- [Supplied records]
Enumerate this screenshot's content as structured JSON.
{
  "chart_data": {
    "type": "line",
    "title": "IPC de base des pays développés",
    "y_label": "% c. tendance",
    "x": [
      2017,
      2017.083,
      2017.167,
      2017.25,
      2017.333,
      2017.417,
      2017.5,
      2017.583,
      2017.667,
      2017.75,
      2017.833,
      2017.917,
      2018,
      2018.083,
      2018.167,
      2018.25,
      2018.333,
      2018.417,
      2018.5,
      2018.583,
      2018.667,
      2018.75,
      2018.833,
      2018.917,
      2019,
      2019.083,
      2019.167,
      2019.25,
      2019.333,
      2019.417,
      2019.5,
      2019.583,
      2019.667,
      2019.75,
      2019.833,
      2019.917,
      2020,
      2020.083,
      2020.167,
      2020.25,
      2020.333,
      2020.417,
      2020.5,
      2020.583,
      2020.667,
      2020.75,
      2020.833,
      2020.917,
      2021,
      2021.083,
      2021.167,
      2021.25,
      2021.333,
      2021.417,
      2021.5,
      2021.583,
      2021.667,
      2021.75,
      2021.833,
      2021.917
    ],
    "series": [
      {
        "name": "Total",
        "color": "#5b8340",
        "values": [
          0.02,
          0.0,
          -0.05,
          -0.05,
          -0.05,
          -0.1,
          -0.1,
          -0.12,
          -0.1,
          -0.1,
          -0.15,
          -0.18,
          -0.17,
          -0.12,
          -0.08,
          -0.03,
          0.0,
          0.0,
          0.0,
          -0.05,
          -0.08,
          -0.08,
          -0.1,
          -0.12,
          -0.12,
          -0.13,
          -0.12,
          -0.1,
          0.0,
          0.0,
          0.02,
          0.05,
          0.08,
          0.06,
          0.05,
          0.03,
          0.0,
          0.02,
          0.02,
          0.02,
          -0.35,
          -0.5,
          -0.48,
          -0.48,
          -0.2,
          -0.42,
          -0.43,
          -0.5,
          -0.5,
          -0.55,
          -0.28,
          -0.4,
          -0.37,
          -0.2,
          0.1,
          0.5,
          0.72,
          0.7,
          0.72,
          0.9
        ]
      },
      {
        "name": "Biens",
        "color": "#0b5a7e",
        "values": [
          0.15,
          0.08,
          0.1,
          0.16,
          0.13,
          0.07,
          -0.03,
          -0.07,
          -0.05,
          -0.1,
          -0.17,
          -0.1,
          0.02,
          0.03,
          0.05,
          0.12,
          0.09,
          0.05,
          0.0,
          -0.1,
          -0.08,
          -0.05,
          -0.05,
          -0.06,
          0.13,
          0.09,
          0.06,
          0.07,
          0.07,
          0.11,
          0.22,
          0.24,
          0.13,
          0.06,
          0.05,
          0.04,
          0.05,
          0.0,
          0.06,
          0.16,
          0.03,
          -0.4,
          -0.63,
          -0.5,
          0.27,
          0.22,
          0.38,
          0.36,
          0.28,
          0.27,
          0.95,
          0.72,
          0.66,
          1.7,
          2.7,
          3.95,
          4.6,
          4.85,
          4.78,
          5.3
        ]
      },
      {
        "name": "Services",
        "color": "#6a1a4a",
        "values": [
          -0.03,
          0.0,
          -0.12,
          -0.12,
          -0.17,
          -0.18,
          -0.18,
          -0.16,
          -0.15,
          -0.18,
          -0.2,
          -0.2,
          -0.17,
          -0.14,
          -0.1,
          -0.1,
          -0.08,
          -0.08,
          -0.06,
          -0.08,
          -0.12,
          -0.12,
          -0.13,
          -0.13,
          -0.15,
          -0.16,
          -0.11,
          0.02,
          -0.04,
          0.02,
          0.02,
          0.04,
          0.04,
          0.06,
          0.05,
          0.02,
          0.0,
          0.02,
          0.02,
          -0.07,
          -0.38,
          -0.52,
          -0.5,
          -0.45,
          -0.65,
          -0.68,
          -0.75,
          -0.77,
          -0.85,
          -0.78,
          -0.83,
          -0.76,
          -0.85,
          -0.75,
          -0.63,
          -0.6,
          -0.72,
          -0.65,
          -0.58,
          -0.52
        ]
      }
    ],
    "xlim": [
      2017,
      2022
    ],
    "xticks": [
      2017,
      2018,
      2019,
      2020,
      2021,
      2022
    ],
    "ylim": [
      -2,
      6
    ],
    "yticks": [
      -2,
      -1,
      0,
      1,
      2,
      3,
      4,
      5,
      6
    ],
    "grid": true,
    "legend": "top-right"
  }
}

- [Written task]
Would you reproduce the material above in full, exactly as given?

- [Full solution]
Enumerate this screenshot's content as structured JSON.
{
  "chart_data": {
    "type": "line",
    "title": "IPC de base des pays développés",
    "y_label": "% c. tendance",
    "x": [
      2017,
      2017.083,
      2017.167,
      2017.25,
      2017.333,
      2017.417,
      2017.5,
      2017.583,
      2017.667,
      2017.75,
      2017.833,
      2017.917,
      2018,
      2018.083,
      2018.167,
      2018.25,
      2018.333,
      2018.417,
      2018.5,
      2018.583,
      2018.667,
      2018.75,
      2018.833,
      2018.917,
      2019,
      2019.083,
      2019.167,
      2019.25,
      2019.333,
      2019.417,
      2019.5,
      2019.583,
      2019.667,
      2019.75,
      2019.833,
      2019.917,
      2020,
      2020.083,
      2020.167,
      2020.25,
      2020.333,
      2020.417,
      2020.5,
      2020.583,
      2020.667,
      2020.75,
      2020.833,
      2020.917,
      2021,
      2021.083,
      2021.167,
      2021.25,
      2021.333,
      2021.417,
      2021.5,
      2021.583,
      2021.667,
      2021.75,
      2021.833,
      2021.917
    ],
    "series": [
      {
        "name": "Total",
        "color": "#5b8340",
        "values": [
          0.02,
          0.0,
          -0.05,
          -0.05,
          -0.05,
          -0.1,
          -0.1,
          -0.12,
          -0.1,
          -0.1,
          -0.15,
          -0.18,
          -0.17,
          -0.12,
          -0.08,
          -0.03,
          0.0,
          0.0,
          0.0,
          -0.05,
          -0.08,
          -0.08,
          -0.1,
          -0.12,
          -0.12,
          -0.13,
          -0.12,
          -0.1,
          0.0,
          0.0,
          0.02,
          0.05,
          0.08,
          0.06,
          0.05,
          0.03,
          0.0,
          0.02,
          0.02,
          0.02,
          -0.35,
          -0.5,
          -0.48,
          -0.48,
          -0.2,
          -0.42,
          -0.43,
          -0.5,
          -0.5,
          -0.55,
          -0.28,
          -0.4,
          -0.37,
          -0.2,
          0.1,
          0.5,
          0.72,
          0.7,
          0.72,
          0.9
        ]
      },
      {
        "name": "Biens",
        "color": "#0b5a7e",
        "values": [
          0.15,
          0.08,
          0.1,
          0.16,
          0.13,
          0.07,
          -0.03,
          -0.07,
          -0.05,
          -0.1,
          -0.17,
          -0.1,
          0.02,
          0.03,
          0.05,
          0.12,
          0.09,
          0.05,
          0.0,
          -0.1,
          -0.08,
          -0.05,
          -0.05,
          -0.06,
          0.13,
          0.09,
          0.06,
          0.07,
          0.07,
          0.11,
          0.22,
          0.24,
          0.13,
          0.06,
          0.05,
          0.04,
          0.05,
          0.0,
          0.06,
          0.16,
          0.03,
          -0.4,
          -0.63,
          -0.5,
          0.27,
          0.22,
          0.38,
          0.36,
          0.28,
          0.27,
          0.95,
          0.72,
          0.66,
          1.7,
          2.7,
          3.95,
          4.6,
          4.85,
          4.78,
          5.3
        ]
      },
      {
        "name": "Services",
        "color": "#6a1a4a",
        "values": [
          -0.03,
          0.0,
          -0.12,
          -0.12,
          -0.17,
          -0.18,
          -0.18,
          -0.16,
          -0.15,
          -0.18,
          -0.2,
          -0.2,
          -0.17,
          -0.14,
          -0.1,
          -0.1,
          -0.08,
          -0.08,
          -0.06,
          -0.08,
          -0.12,
          -0.12,
          -0.13,
          -0.13,
          -0.15,
          -0.16,
          -0.11,
          0.02,
          -0.04,
          0.02,
          0.02,
          0.04,
          0.04,
          0.06,
          0.05,
          0.02,
          0.0,
          0.02,
          0.02,
          -0.07,
          -0.38,
          -0.52,
          -0.5,
          -0.45,
          -0.65,
          -0.68,
          -0.75,
          -0.77,
          -0.85,
          -0.78,
          -0.83,
          -0.76,
          -0.85,
          -0.75,
          -0.63,
          -0.6,
          -0.72,
          -0.65,
          -0.58,
          -0.52
        ]
      }
    ],
    "xlim": [
      2017,
      2022
    ],
    "xticks": [
      2017,
      2018,
      2019,
      2020,
      2021,
      2022
    ],
    "ylim": [
      -2,
      6
    ],
    "yticks": [
      -2,
      -1,
      0,
      1,
      2,
      3,
      4,
      5,
      6
    ],
    "grid": true,
    "legend": "top-right"
  }
}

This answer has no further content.